[Dataset excerpt]
╔══

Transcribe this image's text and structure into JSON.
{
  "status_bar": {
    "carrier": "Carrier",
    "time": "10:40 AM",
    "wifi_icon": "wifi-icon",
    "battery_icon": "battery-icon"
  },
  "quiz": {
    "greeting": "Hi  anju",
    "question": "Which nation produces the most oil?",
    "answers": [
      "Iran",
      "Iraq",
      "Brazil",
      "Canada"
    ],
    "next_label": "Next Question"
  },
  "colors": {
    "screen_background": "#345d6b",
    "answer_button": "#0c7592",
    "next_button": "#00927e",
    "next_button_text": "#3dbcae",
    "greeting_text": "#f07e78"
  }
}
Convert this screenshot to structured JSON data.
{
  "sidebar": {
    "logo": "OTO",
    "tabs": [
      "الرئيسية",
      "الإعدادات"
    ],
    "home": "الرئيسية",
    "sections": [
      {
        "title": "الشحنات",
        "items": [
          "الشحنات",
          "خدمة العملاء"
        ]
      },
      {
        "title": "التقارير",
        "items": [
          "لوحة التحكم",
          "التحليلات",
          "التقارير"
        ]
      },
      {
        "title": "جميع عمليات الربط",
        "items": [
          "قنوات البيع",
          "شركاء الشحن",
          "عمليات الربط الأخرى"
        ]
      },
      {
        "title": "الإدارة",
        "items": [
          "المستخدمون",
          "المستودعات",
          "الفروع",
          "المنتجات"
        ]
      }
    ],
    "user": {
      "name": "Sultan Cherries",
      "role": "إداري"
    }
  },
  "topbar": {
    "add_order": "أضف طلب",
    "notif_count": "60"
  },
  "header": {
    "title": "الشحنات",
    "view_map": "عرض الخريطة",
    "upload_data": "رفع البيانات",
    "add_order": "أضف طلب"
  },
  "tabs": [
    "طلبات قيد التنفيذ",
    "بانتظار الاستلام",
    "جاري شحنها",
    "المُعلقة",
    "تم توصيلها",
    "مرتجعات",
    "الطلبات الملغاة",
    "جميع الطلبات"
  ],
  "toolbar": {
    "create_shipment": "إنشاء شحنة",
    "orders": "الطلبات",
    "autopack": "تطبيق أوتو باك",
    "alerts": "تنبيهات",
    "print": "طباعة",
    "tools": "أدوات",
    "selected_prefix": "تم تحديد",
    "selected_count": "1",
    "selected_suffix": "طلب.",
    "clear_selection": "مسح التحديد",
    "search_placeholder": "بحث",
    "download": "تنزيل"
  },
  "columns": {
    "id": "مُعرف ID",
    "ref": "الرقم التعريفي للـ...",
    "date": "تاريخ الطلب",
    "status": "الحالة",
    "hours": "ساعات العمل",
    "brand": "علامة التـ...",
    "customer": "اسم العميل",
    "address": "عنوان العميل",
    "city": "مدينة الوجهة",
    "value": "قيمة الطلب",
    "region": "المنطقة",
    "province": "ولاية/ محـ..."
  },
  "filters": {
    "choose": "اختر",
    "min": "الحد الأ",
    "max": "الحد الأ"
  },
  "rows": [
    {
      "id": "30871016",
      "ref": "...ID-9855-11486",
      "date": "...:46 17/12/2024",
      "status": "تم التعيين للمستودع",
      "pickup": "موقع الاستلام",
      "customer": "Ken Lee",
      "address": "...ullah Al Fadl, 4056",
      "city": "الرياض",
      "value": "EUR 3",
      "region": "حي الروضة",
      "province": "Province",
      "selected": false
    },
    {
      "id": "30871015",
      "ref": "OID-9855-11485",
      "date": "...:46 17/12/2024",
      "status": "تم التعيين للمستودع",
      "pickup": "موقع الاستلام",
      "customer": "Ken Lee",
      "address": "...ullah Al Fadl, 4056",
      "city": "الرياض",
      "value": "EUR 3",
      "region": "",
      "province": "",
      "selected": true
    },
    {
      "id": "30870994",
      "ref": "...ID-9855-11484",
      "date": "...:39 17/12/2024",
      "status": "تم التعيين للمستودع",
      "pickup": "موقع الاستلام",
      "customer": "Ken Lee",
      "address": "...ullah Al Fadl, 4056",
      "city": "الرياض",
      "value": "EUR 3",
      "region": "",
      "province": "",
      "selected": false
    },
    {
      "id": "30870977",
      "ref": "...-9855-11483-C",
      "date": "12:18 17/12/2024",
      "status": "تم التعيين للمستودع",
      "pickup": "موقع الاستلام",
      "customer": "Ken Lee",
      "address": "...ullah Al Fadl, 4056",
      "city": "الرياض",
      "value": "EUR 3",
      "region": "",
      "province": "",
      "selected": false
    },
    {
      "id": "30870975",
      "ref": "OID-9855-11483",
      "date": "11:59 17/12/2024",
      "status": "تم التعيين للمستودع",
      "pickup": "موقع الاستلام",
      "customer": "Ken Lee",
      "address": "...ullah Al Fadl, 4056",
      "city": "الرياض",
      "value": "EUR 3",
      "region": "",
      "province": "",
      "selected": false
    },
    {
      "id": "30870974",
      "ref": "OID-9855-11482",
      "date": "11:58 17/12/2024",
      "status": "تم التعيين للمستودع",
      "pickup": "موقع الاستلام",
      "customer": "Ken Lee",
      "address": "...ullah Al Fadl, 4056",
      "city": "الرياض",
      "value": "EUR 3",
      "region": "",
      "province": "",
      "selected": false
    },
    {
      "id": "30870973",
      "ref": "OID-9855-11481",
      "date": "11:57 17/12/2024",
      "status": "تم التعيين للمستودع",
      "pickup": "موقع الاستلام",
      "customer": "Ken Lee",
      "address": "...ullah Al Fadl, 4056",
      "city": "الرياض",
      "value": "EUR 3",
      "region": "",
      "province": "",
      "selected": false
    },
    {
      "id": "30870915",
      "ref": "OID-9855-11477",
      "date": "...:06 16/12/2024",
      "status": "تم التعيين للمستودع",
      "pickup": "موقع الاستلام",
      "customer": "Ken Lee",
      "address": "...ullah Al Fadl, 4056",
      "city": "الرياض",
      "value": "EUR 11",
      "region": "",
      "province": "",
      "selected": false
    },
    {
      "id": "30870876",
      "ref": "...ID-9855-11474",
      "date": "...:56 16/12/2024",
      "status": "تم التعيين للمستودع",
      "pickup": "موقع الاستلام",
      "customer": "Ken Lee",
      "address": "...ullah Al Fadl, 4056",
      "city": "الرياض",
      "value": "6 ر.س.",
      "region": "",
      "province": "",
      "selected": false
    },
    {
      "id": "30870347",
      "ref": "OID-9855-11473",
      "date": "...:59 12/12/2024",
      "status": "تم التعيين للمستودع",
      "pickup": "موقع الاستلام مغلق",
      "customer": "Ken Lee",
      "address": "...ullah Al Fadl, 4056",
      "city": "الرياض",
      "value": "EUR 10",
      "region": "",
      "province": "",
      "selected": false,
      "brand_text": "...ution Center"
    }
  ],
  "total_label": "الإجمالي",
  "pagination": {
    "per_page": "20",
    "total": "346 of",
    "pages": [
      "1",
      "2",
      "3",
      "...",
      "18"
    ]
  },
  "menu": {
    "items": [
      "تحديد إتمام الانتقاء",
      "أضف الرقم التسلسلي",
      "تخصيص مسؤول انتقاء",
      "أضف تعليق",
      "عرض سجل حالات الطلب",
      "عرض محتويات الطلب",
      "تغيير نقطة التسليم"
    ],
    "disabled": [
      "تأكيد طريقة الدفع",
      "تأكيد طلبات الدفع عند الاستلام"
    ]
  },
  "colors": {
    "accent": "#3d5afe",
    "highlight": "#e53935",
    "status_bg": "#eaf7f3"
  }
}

╚══

### [AIM]
Give all the entries again exactly; leave none out.

### [CORRECT OUTPUT]
Transcribe this image's text and structure into JSON.
{
  "status_bar": {
    "carrier": "Carrier",
    "time": "10:40 AM",
    "wifi_icon": "wifi-icon",
    "battery_icon": "battery-icon"
  },
  "quiz": {
    "greeting": "Hi  anju",
    "question": "Which nation produces the most oil?",
    "answers": [
      "Iran",
      "Iraq",
      "Brazil",
      "Canada"
    ],
    "next_label": "Next Question"
  },
  "colors": {
    "screen_background": "#345d6b",
    "answer_button": "#0c7592",
    "next_button": "#00927e",
    "next_button_text": "#3dbcae",
    "greeting_text": "#f07e78"
  }
}
Convert this screenshot to structured JSON data.
{
  "sidebar": {
    "logo": "OTO",
    "tabs": [
      "الرئيسية",
      "الإعدادات"
    ],
    "home": "الرئيسية",
    "sections": [
      {
        "title": "الشحنات",
        "items": [
          "الشحنات",
          "خدمة العملاء"
        ]
      },
      {
        "title": "التقارير",
        "items": [
          "لوحة التحكم",
          "التحليلات",
          "التقارير"
        ]
      },
      {
        "title": "جميع عمليات الربط",
        "items": [
          "قنوات البيع",
          "شركاء الشحن",
          "عمليات الربط الأخرى"
        ]
      },
      {
        "title": "الإدارة",
        "items": [
          "المستخدمون",
          "المستودعات",
          "الفروع",
          "المنتجات"
        ]
      }
    ],
    "user": {
      "name": "Sultan Cherries",
      "role": "إداري"
    }
  },
  "topbar": {
    "add_order": "أضف طلب",
    "notif_count": "60"
  },
  "header": {
    "title": "الشحنات",
    "view_map": "عرض الخريطة",
    "upload_data": "رفع البيانات",
    "add_order": "أضف طلب"
  },
  "tabs": [
    "طلبات قيد التنفيذ",
    "بانتظار الاستلام",
    "جاري شحنها",
    "المُعلقة",
    "تم توصيلها",
    "مرتجعات",
    "الطلبات الملغاة",
    "جميع الطلبات"
  ],
  "toolbar": {
    "create_shipment": "إنشاء شحنة",
    "orders": "الطلبات",
    "autopack": "تطبيق أوتو باك",
    "alerts": "تنبيهات",
    "print": "طباعة",
    "tools": "أدوات",
    "selected_prefix": "تم تحديد",
    "selected_count": "1",
    "selected_suffix": "طلب.",
    "clear_selection": "مسح التحديد",
    "search_placeholder": "بحث",
    "download": "تنزيل"
  },
  "columns": {
    "id": "مُعرف ID",
    "ref": "الرقم التعريفي للـ...",
    "date": "تاريخ الطلب",
    "status": "الحالة",
    "hours": "ساعات العمل",
    "brand": "علامة التـ...",
    "customer": "اسم العميل",
    "address": "عنوان العميل",
    "city": "مدينة الوجهة",
    "value": "قيمة الطلب",
    "region": "المنطقة",
    "province": "ولاية/ محـ..."
  },
  "filters": {
    "choose": "اختر",
    "min": "الحد الأ",
    "max": "الحد الأ"
  },
  "rows": [
    {
      "id": "30871016",
      "ref": "...ID-9855-11486",
      "date": "...:46 17/12/2024",
      "status": "تم التعيين للمستودع",
      "pickup": "موقع الاستلام",
      "customer": "Ken Lee",
      "address": "...ullah Al Fadl, 4056",
      "city": "الرياض",
      "value": "EUR 3",
      "region": "حي الروضة",
      "province": "Province",
      "selected": false
    },
    {
      "id": "30871015",
      "ref": "OID-9855-11485",
      "date": "...:46 17/12/2024",
      "status": "تم التعيين للمستودع",
      "pickup": "موقع الاستلام",
      "customer": "Ken Lee",
      "address": "...ullah Al Fadl, 4056",
      "city": "الرياض",
      "value": "EUR 3",
      "region": "",
      "province": "",
      "selected": true
    },
    {
      "id": "30870994",
      "ref": "...ID-9855-11484",
      "date": "...:39 17/12/2024",
      "status": "تم التعيين للمستودع",
      "pickup": "موقع الاستلام",
      "customer": "Ken Lee",
      "address": "...ullah Al Fadl, 4056",
      "city": "الرياض",
      "value": "EUR 3",
      "region": "",
      "province": "",
      "selected": false
    },
    {
      "id": "30870977",
      "ref": "...-9855-11483-C",
      "date": "12:18 17/12/2024",
      "status": "تم التعيين للمستودع",
      "pickup": "موقع الاستلام",
      "customer": "Ken Lee",
      "address": "...ullah Al Fadl, 4056",
      "city": "الرياض",
      "value": "EUR 3",
      "region": "",
      "province": "",
      "selected": false
    },
    {
      "id": "30870975",
      "ref": "OID-9855-11483",
      "date": "11:59 17/12/2024",
      "status": "تم التعيين للمستودع",
      "pickup": "موقع الاستلام",
      "customer": "Ken Lee",
      "address": "...ullah Al Fadl, 4056",
      "city": "الرياض",
      "value": "EUR 3",
      "region": "",
      "province": "",
      "selected": false
    },
    {
      "id": "30870974",
      "ref": "OID-9855-11482",
      "date": "11:58 17/12/2024",
      "status": "تم التعيين للمستودع",
      "pickup": "موقع الاستلام",
      "customer": "Ken Lee",
      "address": "...ullah Al Fadl, 4056",
      "city": "الرياض",
      "value": "EUR 3",
      "region": "",
      "province": "",
      "selected": false
    },
    {
      "id": "30870973",
      "ref": "OID-9855-11481",
      "date": "11:57 17/12/2024",
      "status": "تم التعيين للمستودع",
      "pickup": "موقع الاستلام",
      "customer": "Ken Lee",
      "address": "...ullah Al Fadl, 4056",
      "city": "الرياض",
      "value": "EUR 3",
      "region": "",
      "province": "",
      "selected": false
    },
    {
      "id": "30870915",
      "ref": "OID-9855-11477",
      "date": "...:06 16/12/2024",
      "status": "تم التعيين للمستودع",
      "pickup": "موقع الاستلام",
      "customer": "Ken Lee",
      "address": "...ullah Al Fadl, 4056",
      "city": "الرياض",
      "value": "EUR 11",
      "region": "",
      "province": "",
      "selected": false
    },
    {
      "id": "30870876",
      "ref": "...ID-9855-11474",
      "date": "...:56 16/12/2024",
      "status": "تم التعيين للمستودع",
      "pickup": "موقع الاستلام",
      "customer": "Ken Lee",
      "address": "...ullah Al Fadl, 4056",
      "city": "الرياض",
      "value": "6 ر.س.",
      "region": "",
      "province": "",
      "selected": false
    },
    {
      "id": "30870347",
      "ref": "OID-9855-11473",
      "date": "...:59 12/12/2024",
      "status": "تم التعيين للمستودع",
      "pickup": "موقع الاستلام مغلق",
      "customer": "Ken Lee",
      "address": "...ullah Al Fadl, 4056",
      "city": "الرياض",
      "value": "EUR 10",
      "region": "",
      "province": "",
      "selected": false,
      "brand_text": "...ution Center"
    }
  ],
  "total_label": "الإجمالي",
  "pagination": {
    "per_page": "20",
    "total": "346 of",
    "pages": [
      "1",
      "2",
      "3",
      "...",
      "18"
    ]
  },
  "menu": {
    "items": [
      "تحديد إتمام الانتقاء",
      "أضف الرقم التسلسلي",
      "تخصيص مسؤول انتقاء",
      "أضف تعليق",
      "عرض سجل حالات الطلب",
      "عرض محتويات الطلب",
      "تغيير نقطة التسليم"
    ],
    "disabled": [
      "تأكيد طريقة الدفع",
      "تأكيد طلبات الدفع عند الاستلام"
    ]
  },
  "colors": {
    "accent": "#3d5afe",
    "highlight": "#e53935",
    "status_bg": "#eaf7f3"
  }
}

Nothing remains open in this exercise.